EXERCISE DESCRIPTION
Hunt for the word "centre" across the entries below, copying each line that holds it.

** START MATERIALS PROVIDED **

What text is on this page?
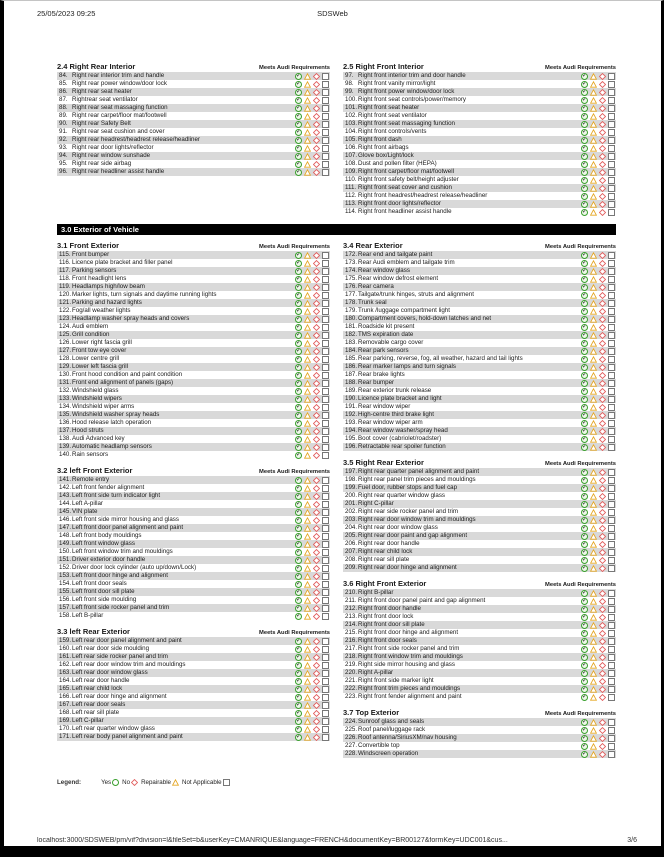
25/05/2023 09:25	SDSWeb
2.4 Right Rear Interior	Meets Audi Requirements
84. Right rear interior trim and handle	✓
85. Right rear power window/door lock	✓
86. Right rear seat heater	✓
87. Rightrear seat ventilator	✓
88. Right rear seat massaging function	✓
89. Right rear carpet/floor mat/footwell	✓
90. Right rear Safety Belt	✓
91. Right rear seat cushion and cover	✓
92. Right rear headrest/headrest release/headliner	✓
93. Right rear door lights/reflector	✓
94. Right rear window sunshade	✓
95. Right rear side airbag	✓
96. Right rear headliner assist handle	✓
2.5 Right Front Interior	Meets Audi Requirements
97. Right front interior trim and door handle	✓
98. Right front vanity mirror/light	✓
99. Right front power window/door lock	✓
100. Right front seat controls/power/memory	✓
101. Right front seat heater	✓
102. Right front seat ventilator	✓
103. Right front seat massaging function	✓
104. Right front controls/vents	✓
105. Right front dash	✓
106. Right front airbags	✓
107. Glove box/Light/lock	✓
108. Dust and pollen filter (HEPA)	✓
109. Right front carpet/floor mat/footwell	✓
110. Right front safety belt/height adjuster	✓
111. Right front seat cover and cushion	✓
112. Right front headrest/headrest release/headliner	✓
113. Right front door lights/reflector	✓
114. Right front headliner assist handle	✓
3.0 Exterior of Vehicle
3.1 Front Exterior	Meets Audi Requirements
115. Front bumper	✓
116. Licence plate bracket and filler panel	✓
117. Parking sensors	✓
118. Front headlight lens	✓
119. Headlamps high/low beam	✓
120. Marker lights, turn signals and daytime running lights	✓
121. Parking and hazard lights	✓
122. Fog/all weather lights	✓
123. Headlamp washer spray heads and covers	✓
124. Audi emblem	✓
125. Grill condition	✓
126. Lower right fascia grill	✓
127. Front tow eye cover	✓
128. Lower centre grill	✓
129. Lower left fascia grill	✓
130. Front hood condition and paint condition	✓
131. Front end alignment of panels (gaps)	✓
132. Windshield glass	✓
133. Windshield wipers	✓
134. Windshield wiper arms	✓
135. Windshield washer spray heads	✓
136. Hood release latch operation	✓
137. Hood struts	✓
138. Audi Advanced key	✓
139. Automatic headlamp sensors	✓
140. Rain sensors	✓
3.2 left Front Exterior	Meets Audi Requirements
141. Remote entry	✓
142. Left front fender alignment	✓
143. Left front side turn indicator light	✓
144. Left A-pillar	✓
145. VIN plate	✓
146. Left front side mirror housing and glass	✓
147. Left front door panel alignment and paint	✓
148. Left front body mouldings	✓
149. Left front window glass	✓
150. Left front window trim and mouldings	✓
151. Driver exterior door handle	✓
152. Driver door lock cylinder (auto up/down/Lock)	✓
153. Left front door hinge and alignment	✓
154. Left front door seals	✓
155. Left front door sill plate	✓
156. Left front side moulding	✓
157. Left front side rocker panel and trim	✓
158. Left B-pillar	✓
3.3 left Rear Exterior	Meets Audi Requirements
159. Left rear door panel alignment and paint	✓
160. Left rear door side moulding	✓
161. Left rear side rocker panel and trim	✓
162. Left rear door window trim and mouldings	✓
163. Left rear door window glass	✓
164. Left rear door handle	✓
165. Left rear child lock	✓
166. Left rear door hinge and alignment	✓
167. Left rear door seals	✓
168. Left rear sill plate	✓
169. Left C-pillar	✓
170. Left rear quarter window glass	✓
171. Left rear body panel alignment and paint	✓
3.4 Rear Exterior	Meets Audi Requirements
172. Rear end and tailgate paint	✓
173. Rear Audi emblem and tailgate trim	✓
174. Rear window glass	✓
175. Rear window defrost element	✓
176. Rear camera	✓
177. Tailgate/trunk hinges, struts and alignment	✓
178. Trunk seal	✓
179. Trunk /luggage compartment light	✓
180. Compartment covers, hold-down latches and net	✓
181. Roadside kit present	✓
182. TMS expiration date	✓
183. Removable cargo cover	✓
184. Rear park sensors	✓
185. Rear parking, reverse, fog, all weather, hazard and tail lights	✓
186. Rear marker lamps and turn signals	✓
187. Rear brake lights	✓
188. Rear bumper	✓
189. Rear exterior trunk release	✓
190. Licence plate bracket and light	✓
191. Rear window wiper	✓
192. High-centre third brake light	✓
193. Rear window wiper arm	✓
194. Rear window washer/spray head	✓
195. Boot cover (cabriolet/roadster)	✓
196. Retractable rear spoiler function	✓
3.5 Right Rear Exterior	Meets Audi Requirements
197. Right rear quarter panel alignment and paint	✓
198. Right rear panel trim pieces and mouldings	✓
199. Fuel door, rubber stops and fuel cap	✓
200. Right rear quarter window glass	✓
201. Right C-pillar	✓
202. Right rear side rocker panel and trim	✓
203. Right rear door window trim and mouldings	✓
204. Right rear door window glass	✓
205. Right rear door paint and gap alignment	✓
206. Right rear door handle	✓
207. Right rear child lock	✓
208. Right rear sill plate	✓
209. Right rear door hinge and alignment	✓
3.6 Right Front Exterior	Meets Audi Requirements
210. Right B-pillar	✓
211. Right front door panel paint and gap alignment	✓
212. Right front door handle	✓
213. Right front door lock	✓
214. Right front door sill plate	✓
215. Right front door hinge and alignment	✓
216. Right front door seals	✓
217. Right front side rocker panel and trim	✓
218. Right front window trim and mouldings	✓
219. Right side mirror housing and glass	✓
220. Right A-pillar	✓
221. Right front side marker light	✓
222. Right front trim pieces and mouldings	✓
223. Right front fender alignment and paint	✓
3.7 Top Exterior	Meets Audi Requirements
224. Sunroof glass and seals	✓
225. Roof panel/luggage rack	✓
226. Roof antenna/SiriusXM/nav housing	✓
227. Convertible top	✓
228. Windscreen operation	✓
Legend:	Yes No Repairable Not Applicable
localhost:3000/SDSWEB/pm/vif?division=l&fileSet=b&userKey=CMANRIQUE&language=FRENCH&documentKey=BR00127&formKey=UDC001&cus...	3/6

** END MATERIALS PROVIDED **

EXERCISE SOLUTION
128. Lower centre grill	✓
192. High-centre third brake light	✓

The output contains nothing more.